■ **Work to be completed**
Produce a verbatim copy of the entries listed below.

■ **Extracted data**

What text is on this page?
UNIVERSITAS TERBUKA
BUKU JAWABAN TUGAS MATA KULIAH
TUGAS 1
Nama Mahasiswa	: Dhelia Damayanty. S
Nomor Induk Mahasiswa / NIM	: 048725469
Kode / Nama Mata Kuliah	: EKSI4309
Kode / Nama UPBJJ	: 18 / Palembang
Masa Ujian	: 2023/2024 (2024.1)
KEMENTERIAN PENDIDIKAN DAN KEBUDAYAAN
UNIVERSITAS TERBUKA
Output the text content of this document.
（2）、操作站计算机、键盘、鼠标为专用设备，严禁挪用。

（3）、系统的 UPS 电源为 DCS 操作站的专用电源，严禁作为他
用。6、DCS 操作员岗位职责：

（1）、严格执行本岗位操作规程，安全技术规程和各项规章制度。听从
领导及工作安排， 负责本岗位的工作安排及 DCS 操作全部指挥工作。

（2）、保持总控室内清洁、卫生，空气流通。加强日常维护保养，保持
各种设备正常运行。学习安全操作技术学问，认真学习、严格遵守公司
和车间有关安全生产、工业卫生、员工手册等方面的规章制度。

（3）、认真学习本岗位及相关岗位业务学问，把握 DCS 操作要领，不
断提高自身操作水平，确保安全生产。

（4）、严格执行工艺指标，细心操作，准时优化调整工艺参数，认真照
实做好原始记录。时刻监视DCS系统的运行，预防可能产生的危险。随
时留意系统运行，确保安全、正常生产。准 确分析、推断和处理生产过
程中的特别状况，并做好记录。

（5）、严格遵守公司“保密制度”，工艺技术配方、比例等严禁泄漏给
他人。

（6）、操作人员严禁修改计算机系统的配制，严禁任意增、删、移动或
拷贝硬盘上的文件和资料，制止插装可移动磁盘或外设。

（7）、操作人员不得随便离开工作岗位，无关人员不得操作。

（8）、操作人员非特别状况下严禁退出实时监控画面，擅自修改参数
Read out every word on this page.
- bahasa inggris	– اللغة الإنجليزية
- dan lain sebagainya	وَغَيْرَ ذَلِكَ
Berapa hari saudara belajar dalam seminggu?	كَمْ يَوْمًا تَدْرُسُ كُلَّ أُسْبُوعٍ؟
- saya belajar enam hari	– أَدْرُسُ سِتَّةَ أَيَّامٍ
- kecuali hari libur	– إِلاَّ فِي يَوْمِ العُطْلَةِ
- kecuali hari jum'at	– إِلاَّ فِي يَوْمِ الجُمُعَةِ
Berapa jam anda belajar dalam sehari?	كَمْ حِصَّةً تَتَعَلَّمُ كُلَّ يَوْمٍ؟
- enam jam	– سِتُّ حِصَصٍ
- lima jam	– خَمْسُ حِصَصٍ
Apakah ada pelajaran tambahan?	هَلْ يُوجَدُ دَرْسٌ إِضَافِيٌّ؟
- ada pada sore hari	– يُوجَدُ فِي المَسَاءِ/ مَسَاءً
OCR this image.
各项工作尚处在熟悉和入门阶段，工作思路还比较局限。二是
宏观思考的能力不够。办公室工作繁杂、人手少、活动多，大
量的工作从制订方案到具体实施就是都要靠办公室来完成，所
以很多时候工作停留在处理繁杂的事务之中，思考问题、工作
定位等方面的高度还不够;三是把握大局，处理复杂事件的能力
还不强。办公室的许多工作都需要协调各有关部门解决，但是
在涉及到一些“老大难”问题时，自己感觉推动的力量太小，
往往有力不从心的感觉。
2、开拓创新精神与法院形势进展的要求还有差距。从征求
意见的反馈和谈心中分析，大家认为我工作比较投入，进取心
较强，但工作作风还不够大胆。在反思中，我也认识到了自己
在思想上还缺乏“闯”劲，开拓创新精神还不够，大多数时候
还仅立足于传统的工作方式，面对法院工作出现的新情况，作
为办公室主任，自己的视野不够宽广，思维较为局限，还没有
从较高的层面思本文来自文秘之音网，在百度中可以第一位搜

■ **Output below**
What text is on this page?
UNIVERSITAS TERBUKA
BUKU JAWABAN TUGAS MATA KULIAH
TUGAS 1
Nama Mahasiswa	: Dhelia Damayanty. S
Nomor Induk Mahasiswa / NIM	: 048725469
Kode / Nama Mata Kuliah	: EKSI4309
Kode / Nama UPBJJ	: 18 / Palembang
Masa Ujian	: 2023/2024 (2024.1)
KEMENTERIAN PENDIDIKAN DAN KEBUDAYAAN
UNIVERSITAS TERBUKA
Output the text content of this document.
（2）、操作站计算机、键盘、鼠标为专用设备，严禁挪用。

（3）、系统的 UPS 电源为 DCS 操作站的专用电源，严禁作为他
用。6、DCS 操作员岗位职责：

（1）、严格执行本岗位操作规程，安全技术规程和各项规章制度。听从
领导及工作安排， 负责本岗位的工作安排及 DCS 操作全部指挥工作。

（2）、保持总控室内清洁、卫生，空气流通。加强日常维护保养，保持
各种设备正常运行。学习安全操作技术学问，认真学习、严格遵守公司
和车间有关安全生产、工业卫生、员工手册等方面的规章制度。

（3）、认真学习本岗位及相关岗位业务学问，把握 DCS 操作要领，不
断提高自身操作水平，确保安全生产。

（4）、严格执行工艺指标，细心操作，准时优化调整工艺参数，认真照
实做好原始记录。时刻监视DCS系统的运行，预防可能产生的危险。随
时留意系统运行，确保安全、正常生产。准 确分析、推断和处理生产过
程中的特别状况，并做好记录。

（5）、严格遵守公司“保密制度”，工艺技术配方、比例等严禁泄漏给
他人。

（6）、操作人员严禁修改计算机系统的配制，严禁任意增、删、移动或
拷贝硬盘上的文件和资料，制止插装可移动磁盘或外设。

（7）、操作人员不得随便离开工作岗位，无关人员不得操作。

（8）、操作人员非特别状况下严禁退出实时监控画面，擅自修改参数
Read out every word on this page.
- bahasa inggris	– اللغة الإنجليزية
- dan lain sebagainya	وَغَيْرَ ذَلِكَ
Berapa hari saudara belajar dalam seminggu?	كَمْ يَوْمًا تَدْرُسُ كُلَّ أُسْبُوعٍ؟
- saya belajar enam hari	– أَدْرُسُ سِتَّةَ أَيَّامٍ
- kecuali hari libur	– إِلاَّ فِي يَوْمِ العُطْلَةِ
- kecuali hari jum'at	– إِلاَّ فِي يَوْمِ الجُمُعَةِ
Berapa jam anda belajar dalam sehari?	كَمْ حِصَّةً تَتَعَلَّمُ كُلَّ يَوْمٍ؟
- enam jam	– سِتُّ حِصَصٍ
- lima jam	– خَمْسُ حِصَصٍ
Apakah ada pelajaran tambahan?	هَلْ يُوجَدُ دَرْسٌ إِضَافِيٌّ؟
- ada pada sore hari	– يُوجَدُ فِي المَسَاءِ/ مَسَاءً
OCR this image.
各项工作尚处在熟悉和入门阶段，工作思路还比较局限。二是
宏观思考的能力不够。办公室工作繁杂、人手少、活动多，大
量的工作从制订方案到具体实施就是都要靠办公室来完成，所
以很多时候工作停留在处理繁杂的事务之中，思考问题、工作
定位等方面的高度还不够;三是把握大局，处理复杂事件的能力
还不强。办公室的许多工作都需要协调各有关部门解决，但是
在涉及到一些“老大难”问题时，自己感觉推动的力量太小，
往往有力不从心的感觉。
2、开拓创新精神与法院形势进展的要求还有差距。从征求
意见的反馈和谈心中分析，大家认为我工作比较投入，进取心
较强，但工作作风还不够大胆。在反思中，我也认识到了自己
在思想上还缺乏“闯”劲，开拓创新精神还不够，大多数时候
还仅立足于传统的工作方式，面对法院工作出现的新情况，作
为办公室主任，自己的视野不够宽广，思维较为局限，还没有
从较高的层面思本文来自文秘之音网，在百度中可以第一位搜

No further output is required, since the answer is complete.